■ Given records ■
_ _ _

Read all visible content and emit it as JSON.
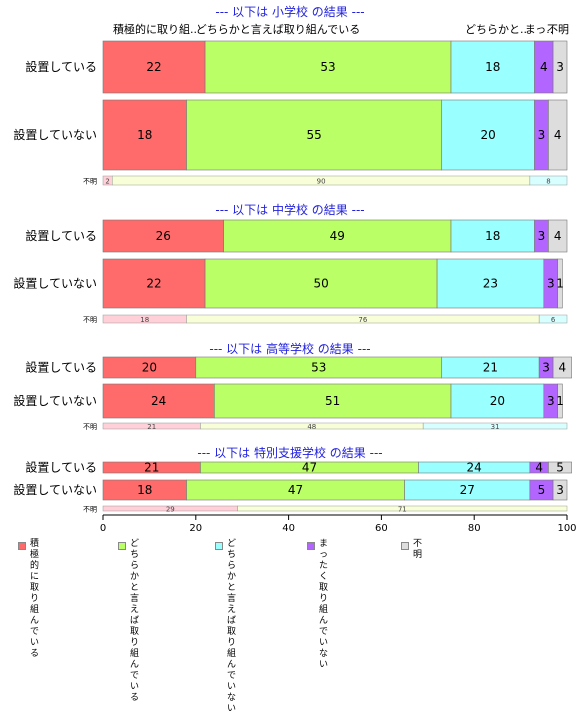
{
  "chart_data": {
    "type": "bar",
    "orientation": "horizontal",
    "stacked": true,
    "xlim": [
      0,
      100
    ],
    "xticks": [
      "0",
      "20",
      "40",
      "60",
      "80",
      "100"
    ],
    "colors": [
      "#FF6B6B",
      "#BBFF66",
      "#99FFFF",
      "#B366FF",
      "#DDDDDD"
    ],
    "unknown_colors": [
      "#FFD0D8",
      "#F8FFD8",
      "#D8FFFF",
      "#E8D8FF",
      "#F0F0F0"
    ],
    "top_labels": [
      "積極的に取り組..",
      "どちらかと言えば取り組んでいる",
      "どちらかと..",
      "まっ..",
      "不明"
    ],
    "legend": [
      "積極的に\n取り組んでいる",
      "どちらかと言えば\n取り組んでいる",
      "どちらかと言えば\n取り組んでいない",
      "まったく\n取り組んでいない",
      "不明"
    ],
    "panels": [
      {
        "title": "--- 以下は 小学校 の結果 ---",
        "rows": [
          {
            "label": "設置している",
            "values": [
              22,
              53,
              18,
              4,
              3
            ]
          },
          {
            "label": "設置していない",
            "values": [
              18,
              55,
              20,
              3,
              4
            ]
          }
        ],
        "unknown": {
          "label": "不明",
          "values": [
            2,
            90,
            8,
            0,
            0
          ],
          "texts": [
            "2",
            "90",
            "8",
            "",
            ""
          ]
        }
      },
      {
        "title": "--- 以下は 中学校 の結果 ---",
        "rows": [
          {
            "label": "設置している",
            "values": [
              26,
              49,
              18,
              3,
              4
            ]
          },
          {
            "label": "設置していない",
            "values": [
              22,
              50,
              23,
              3,
              1
            ]
          }
        ],
        "unknown": {
          "label": "不明",
          "values": [
            18,
            76,
            6,
            0,
            0
          ],
          "texts": [
            "18",
            "76",
            "6",
            "",
            ""
          ]
        }
      },
      {
        "title": "--- 以下は 高等学校 の結果 ---",
        "rows": [
          {
            "label": "設置している",
            "values": [
              20,
              53,
              21,
              3,
              4
            ]
          },
          {
            "label": "設置していない",
            "values": [
              24,
              51,
              20,
              3,
              1
            ]
          }
        ],
        "unknown": {
          "label": "不明",
          "values": [
            21,
            48,
            31,
            0,
            0
          ],
          "texts": [
            "21",
            "48",
            "31",
            "",
            ""
          ]
        }
      },
      {
        "title": "--- 以下は 特別支援学校 の結果 ---",
        "rows": [
          {
            "label": "設置している",
            "values": [
              21,
              47,
              24,
              4,
              5
            ]
          },
          {
            "label": "設置していない",
            "values": [
              18,
              47,
              27,
              5,
              3
            ]
          }
        ],
        "unknown": {
          "label": "不明",
          "values": [
            29,
            71,
            0,
            0,
            0
          ],
          "texts": [
            "29",
            "71",
            "",
            "",
            ""
          ]
        }
      }
    ]
  }
}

_ _ _

■ What you need to do ■
Exclude the pictures. Write out the remaining data exactly.

■ Response ■
Read all visible content and emit it as JSON.
{
  "chart_data": {
    "type": "bar",
    "orientation": "horizontal",
    "stacked": true,
    "xlim": [
      0,
      100
    ],
    "xticks": [
      "0",
      "20",
      "40",
      "60",
      "80",
      "100"
    ],
    "colors": [
      "#FF6B6B",
      "#BBFF66",
      "#99FFFF",
      "#B366FF",
      "#DDDDDD"
    ],
    "unknown_colors": [
      "#FFD0D8",
      "#F8FFD8",
      "#D8FFFF",
      "#E8D8FF",
      "#F0F0F0"
    ],
    "top_labels": [
      "積極的に取り組..",
      "どちらかと言えば取り組んでいる",
      "どちらかと..",
      "まっ..",
      "不明"
    ],
    "legend": [
      "積極的に\n取り組んでいる",
      "どちらかと言えば\n取り組んでいる",
      "どちらかと言えば\n取り組んでいない",
      "まったく\n取り組んでいない",
      "不明"
    ],
    "panels": [
      {
        "title": "--- 以下は 小学校 の結果 ---",
        "rows": [
          {
            "label": "設置している",
            "values": [
              22,
              53,
              18,
              4,
              3
            ]
          },
          {
            "label": "設置していない",
            "values": [
              18,
              55,
              20,
              3,
              4
            ]
          }
        ],
        "unknown": {
          "label": "不明",
          "values": [
            2,
            90,
            8,
            0,
            0
          ],
          "texts": [
            "2",
            "90",
            "8",
            "",
            ""
          ]
        }
      },
      {
        "title": "--- 以下は 中学校 の結果 ---",
        "rows": [
          {
            "label": "設置している",
            "values": [
              26,
              49,
              18,
              3,
              4
            ]
          },
          {
            "label": "設置していない",
            "values": [
              22,
              50,
              23,
              3,
              1
            ]
          }
        ],
        "unknown": {
          "label": "不明",
          "values": [
            18,
            76,
            6,
            0,
            0
          ],
          "texts": [
            "18",
            "76",
            "6",
            "",
            ""
          ]
        }
      },
      {
        "title": "--- 以下は 高等学校 の結果 ---",
        "rows": [
          {
            "label": "設置している",
            "values": [
              20,
              53,
              21,
              3,
              4
            ]
          },
          {
            "label": "設置していない",
            "values": [
              24,
              51,
              20,
              3,
              1
            ]
          }
        ],
        "unknown": {
          "label": "不明",
          "values": [
            21,
            48,
            31,
            0,
            0
          ],
          "texts": [
            "21",
            "48",
            "31",
            "",
            ""
          ]
        }
      },
      {
        "title": "--- 以下は 特別支援学校 の結果 ---",
        "rows": [
          {
            "label": "設置している",
            "values": [
              21,
              47,
              24,
              4,
              5
            ]
          },
          {
            "label": "設置していない",
            "values": [
              18,
              47,
              27,
              5,
              3
            ]
          }
        ],
        "unknown": {
          "label": "不明",
          "values": [
            29,
            71,
            0,
            0,
            0
          ],
          "texts": [
            "29",
            "71",
            "",
            "",
            ""
          ]
        }
      }
    ]
  }
}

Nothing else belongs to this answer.